What is needed
Identify the lines bearing the string "increase" and gather them.

----- Entries provided

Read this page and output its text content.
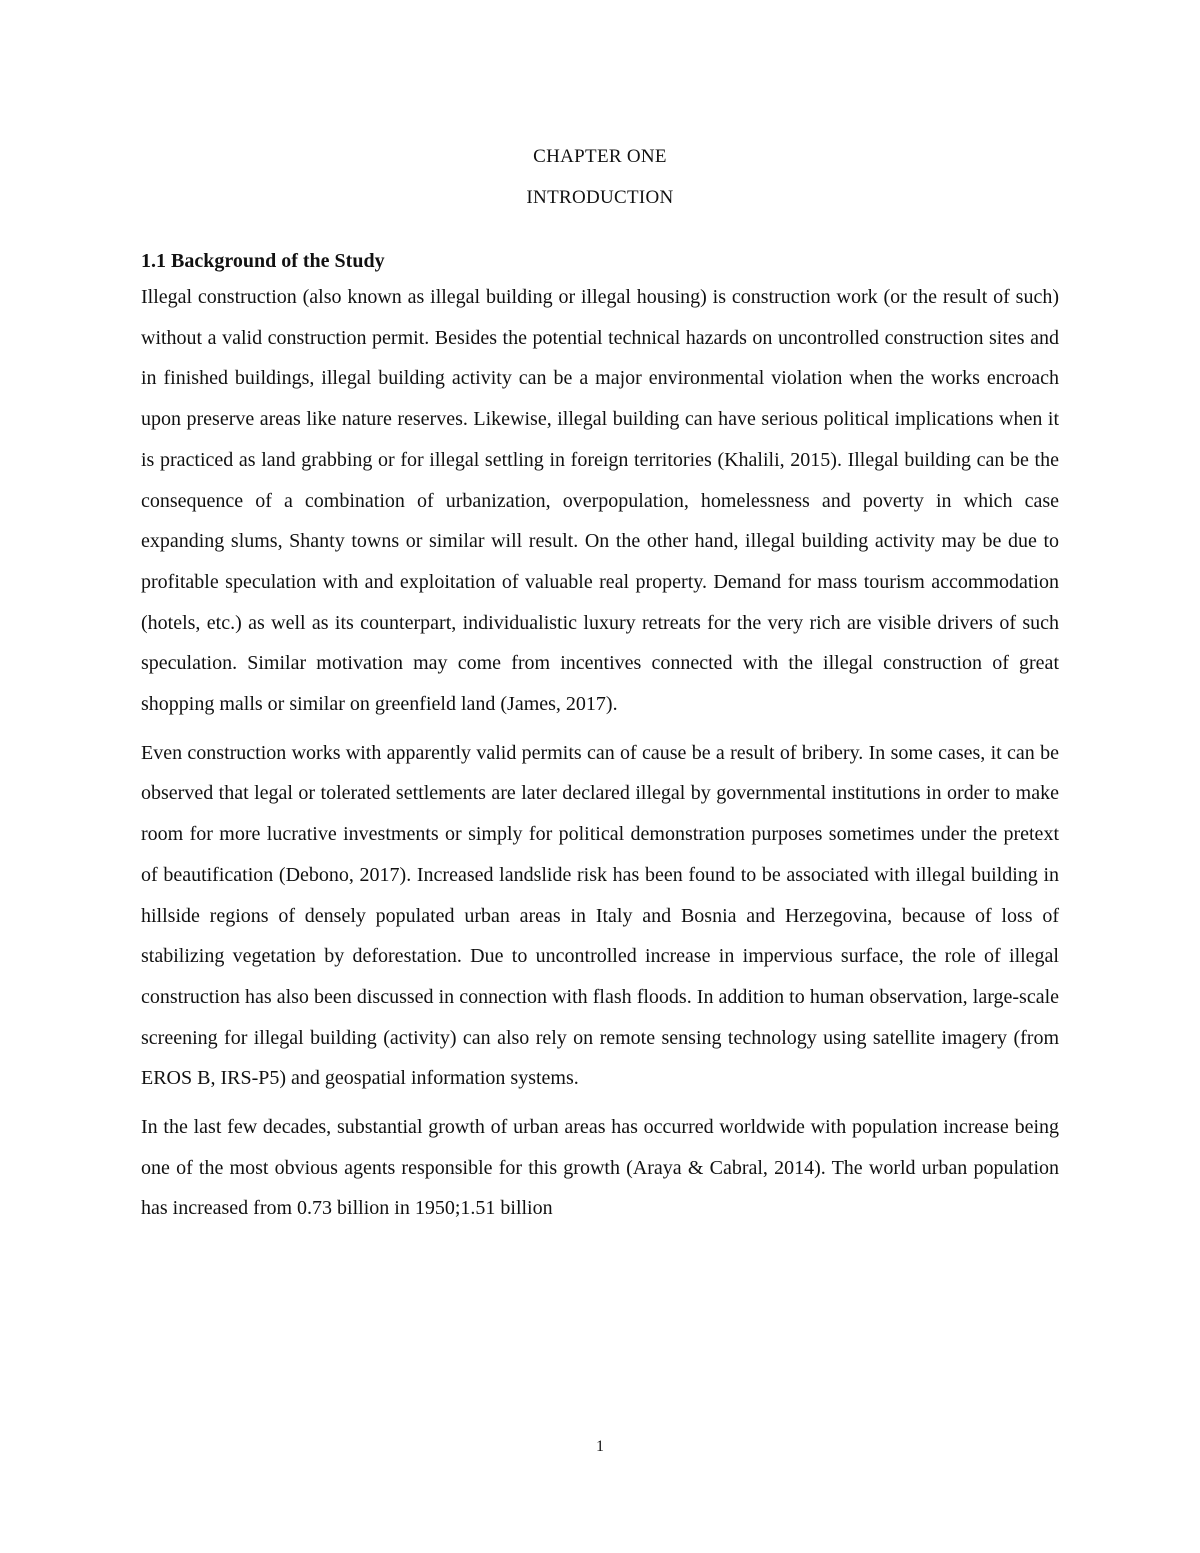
CHAPTER ONE
INTRODUCTION
1.1 Background of the Study

Illegal construction (also known as illegal building or illegal housing) is construction work (or the result of such) without a valid construction permit. Besides the potential technical hazards on uncontrolled construction sites and in finished buildings, illegal building activity can be a major environmental violation when the works encroach upon preserve areas like nature reserves. Likewise, illegal building can have serious political implications when it is practiced as land grabbing or for illegal settling in foreign territories (Khalili, 2015). Illegal building can be the consequence of a combination of urbanization, overpopulation, homelessness and poverty in which case expanding slums, Shanty towns or similar will result. On the other hand, illegal building activity may be due to profitable speculation with and exploitation of valuable real property. Demand for mass tourism accommodation (hotels, etc.) as well as its counterpart, individualistic luxury retreats for the very rich are visible drivers of such speculation. Similar motivation may come from incentives connected with the illegal construction of great shopping malls or similar on greenfield land (James, 2017).

Even construction works with apparently valid permits can of cause be a result of bribery. In some cases, it can be observed that legal or tolerated settlements are later declared illegal by governmental institutions in order to make room for more lucrative investments or simply for political demonstration purposes sometimes under the pretext of beautification (Debono, 2017). Increased landslide risk has been found to be associated with illegal building in hillside regions of densely populated urban areas in Italy and Bosnia and Herzegovina, because of loss of stabilizing vegetation by deforestation. Due to uncontrolled increase in impervious surface, the role of illegal construction has also been discussed in connection with flash floods. In addition to human observation, large-scale screening for illegal building (activity) can also rely on remote sensing technology using satellite imagery (from EROS B, IRS-P5) and geospatial information systems.

In the last few decades, substantial growth of urban areas has occurred worldwide with population increase being one of the most obvious agents responsible for this growth (Araya & Cabral, 2014). The world urban population has increased from 0.73 billion in 1950;1.51 billion

1
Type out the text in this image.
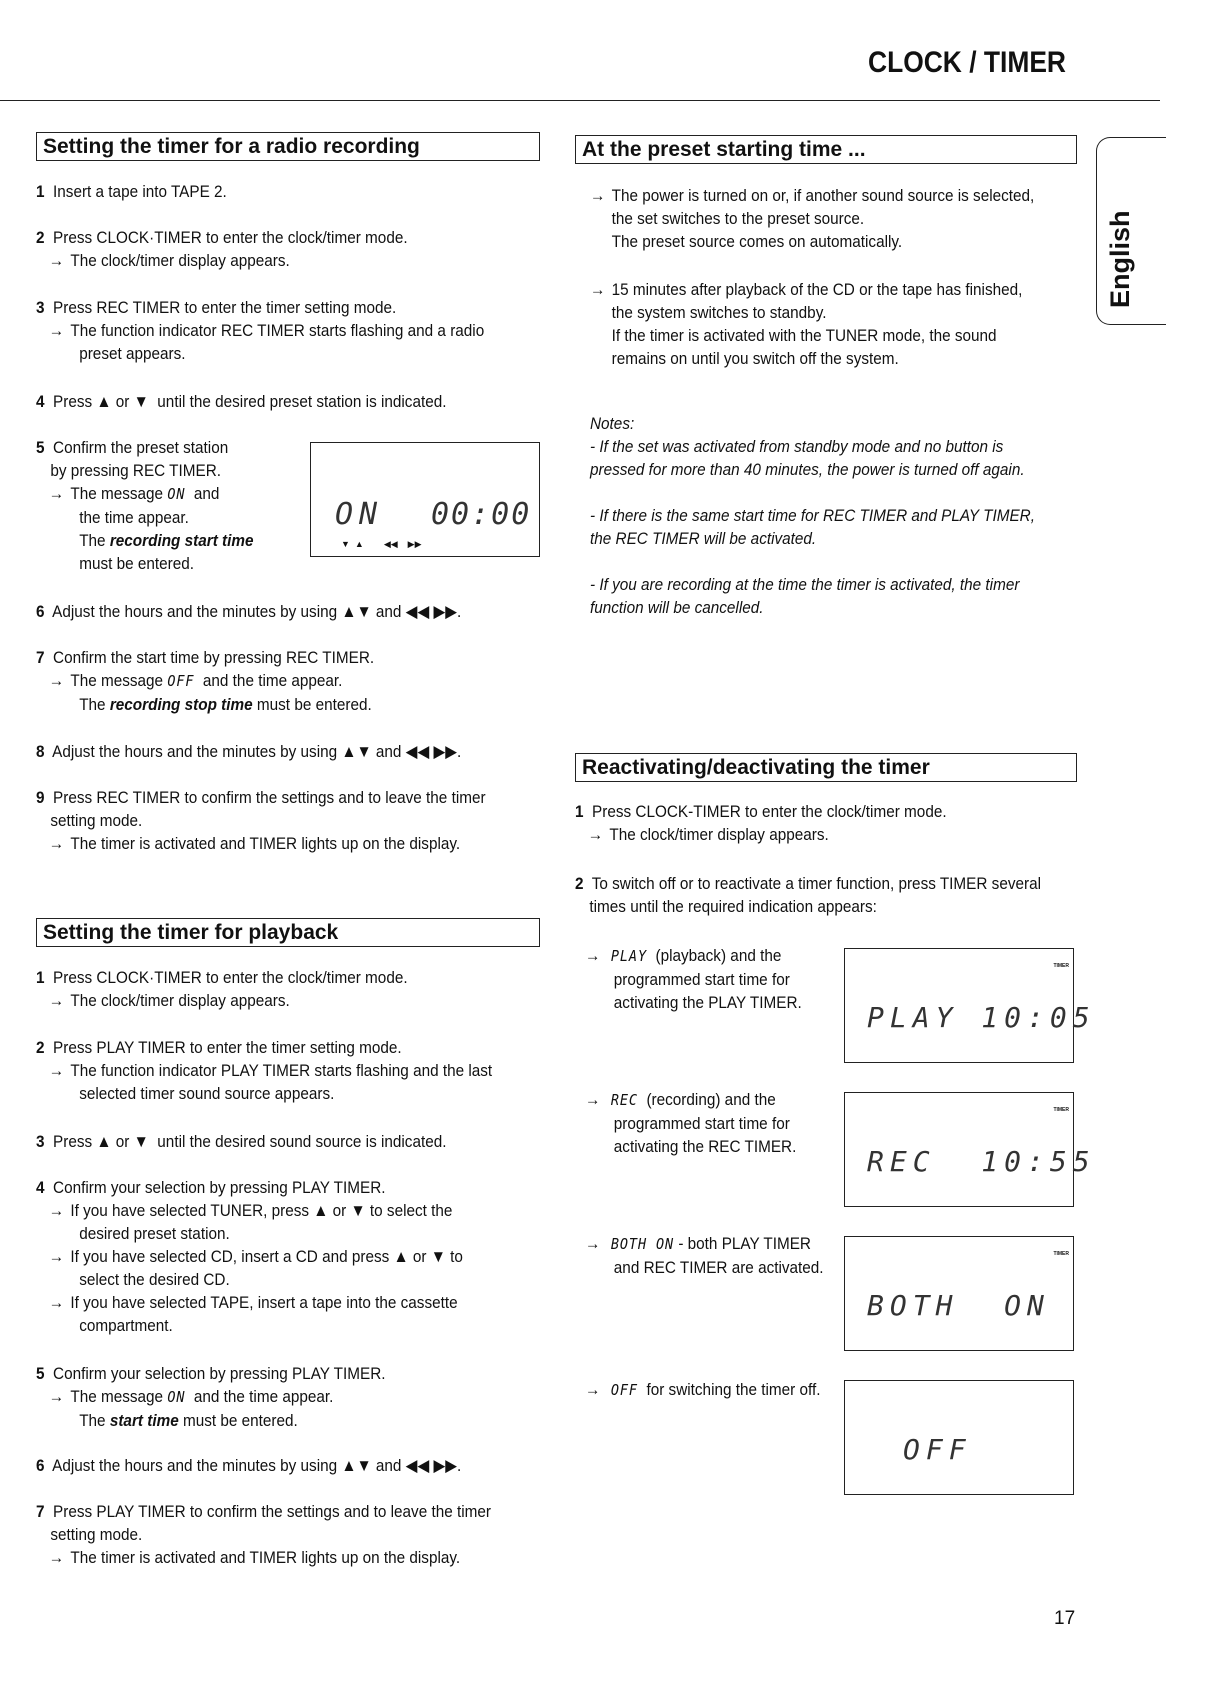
CLOCK / TIMER
English
Setting the timer for a radio recording
1 Insert a tape into TAPE 2.
2 Press CLOCK·TIMER to enter the clock/timer mode.
→ The clock/timer display appears.
3 Press REC TIMER to enter the timer setting mode.
→ The function indicator REC TIMER starts flashing and a radio
preset appears.
4 Press ▲ or ▼ until the desired preset station is indicated.
5 Confirm the preset station
by pressing REC TIMER.
→ The message ON and
the time appear.
The recording start time
must be entered.
ON 00:00
▼  ▲        ◀◀    ▶▶
6 Adjust the hours and the minutes by using ▲▼ and ◀◀ ▶▶.
7 Confirm the start time by pressing REC TIMER.
→ The message OFF and the time appear.
The recording stop time must be entered.
8 Adjust the hours and the minutes by using ▲▼ and ◀◀ ▶▶.
9 Press REC TIMER to confirm the settings and to leave the timer
setting mode.
→ The timer is activated and TIMER lights up on the display.
Setting the timer for playback
1 Press CLOCK·TIMER to enter the clock/timer mode.
→ The clock/timer display appears.
2 Press PLAY TIMER to enter the timer setting mode.
→ The function indicator PLAY TIMER starts flashing and the last
selected timer sound source appears.
3 Press ▲ or ▼ until the desired sound source is indicated.
4 Confirm your selection by pressing PLAY TIMER.
→ If you have selected TUNER, press ▲ or ▼ to select the
desired preset station.
→ If you have selected CD, insert a CD and press ▲ or ▼ to
select the desired CD.
→ If you have selected TAPE, insert a tape into the cassette
compartment.
5 Confirm your selection by pressing PLAY TIMER.
→ The message ON and the time appear.
The start time must be entered.
6 Adjust the hours and the minutes by using ▲▼ and ◀◀ ▶▶.
7 Press PLAY TIMER to confirm the settings and to leave the timer
setting mode.
→ The timer is activated and TIMER lights up on the display.
At the preset starting time ...
→ The power is turned on or, if another sound source is selected,
the set switches to the preset source.
The preset source comes on automatically.
→ 15 minutes after playback of the CD or the tape has finished,
the system switches to standby.
If the timer is activated with the TUNER mode, the sound
remains on until you switch off the system.
Notes:
- If the set was activated from standby mode and no button is
pressed for more than 40 minutes, the power is turned off again.

- If there is the same start time for REC TIMER and PLAY TIMER,
the REC TIMER will be activated.

- If you are recording at the time the timer is activated, the timer
function will be cancelled.
Reactivating/deactivating the timer
1 Press CLOCK-TIMER to enter the clock/timer mode.
→ The clock/timer display appears.
2 To switch off or to reactivate a timer function, press TIMER several
times until the required indication appears:
→ PLAY (playback) and the
programmed start time for
activating the PLAY TIMER.
→ REC (recording) and the
programmed start time for
activating the REC TIMER.
→ BOTH ON - both PLAY TIMER
and REC TIMER are activated.
→ OFF for switching the timer off.
TIMER
PLAY 10:05
TIMER
REC  10:55
TIMER
BOTH  ON
OFF
17
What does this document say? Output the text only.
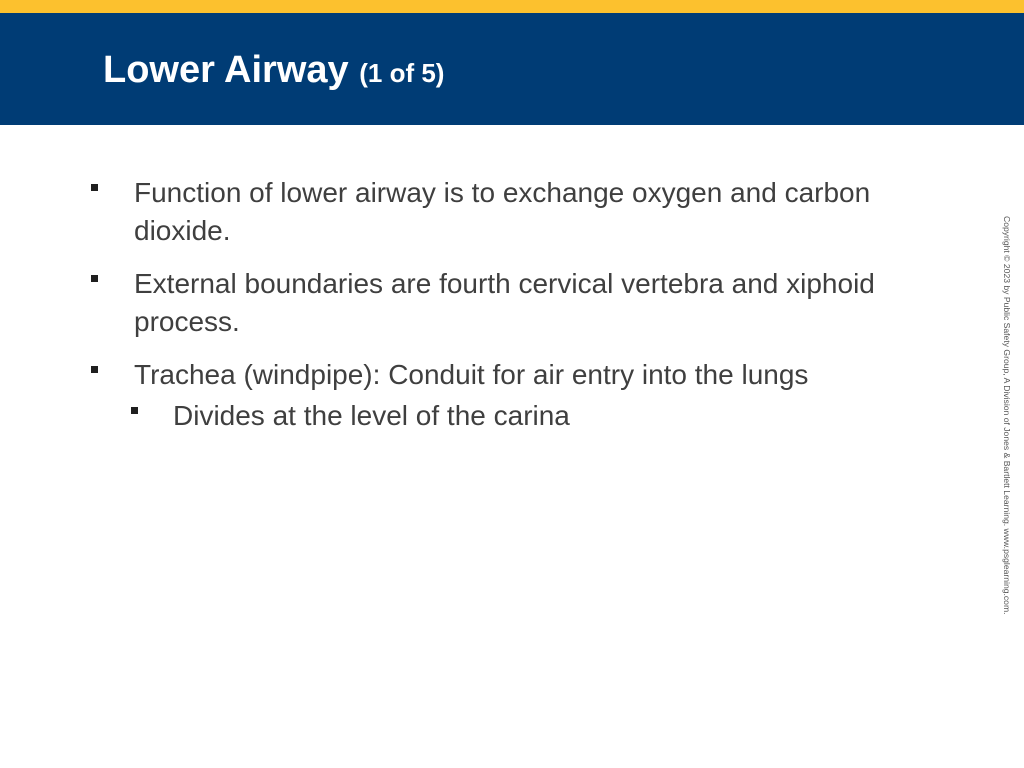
Lower Airway (1 of 5)
Function of lower airway is to exchange oxygen and carbon dioxide.
External boundaries are fourth cervical vertebra and xiphoid process.
Trachea (windpipe): Conduit for air entry into the lungs
Divides at the level of the carina	Copyright © 2023 by Public Safety Group, A Division of Jones & Bartlett Learning. www.psglearning.com.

----------

Response below
Even construction works with apparently valid permits can of cause be a result of bribery. In some cases, it can be observed that legal or tolerated settlements are later declared illegal by governmental institutions in order to make room for more lucrative investments or simply for political demonstration purposes sometimes under the pretext of beautification (Debono, 2017). Increased landslide risk has been found to be associated with illegal building in hillside regions of densely populated urban areas in Italy and Bosnia and Herzegovina, because of loss of stabilizing vegetation by deforestation. Due to uncontrolled increase in impervious surface, the role of illegal construction has also been discussed in connection with flash floods. In addition to human observation, large-scale screening for illegal building (activity) can also rely on remote sensing technology using satellite imagery (from EROS B, IRS-P5) and geospatial information systems.
In the last few decades, substantial growth of urban areas has occurred worldwide with population increase being one of the most obvious agents responsible for this growth (Araya & Cabral, 2014). The world urban population has increased from 0.73 billion in 1950;1.51 billion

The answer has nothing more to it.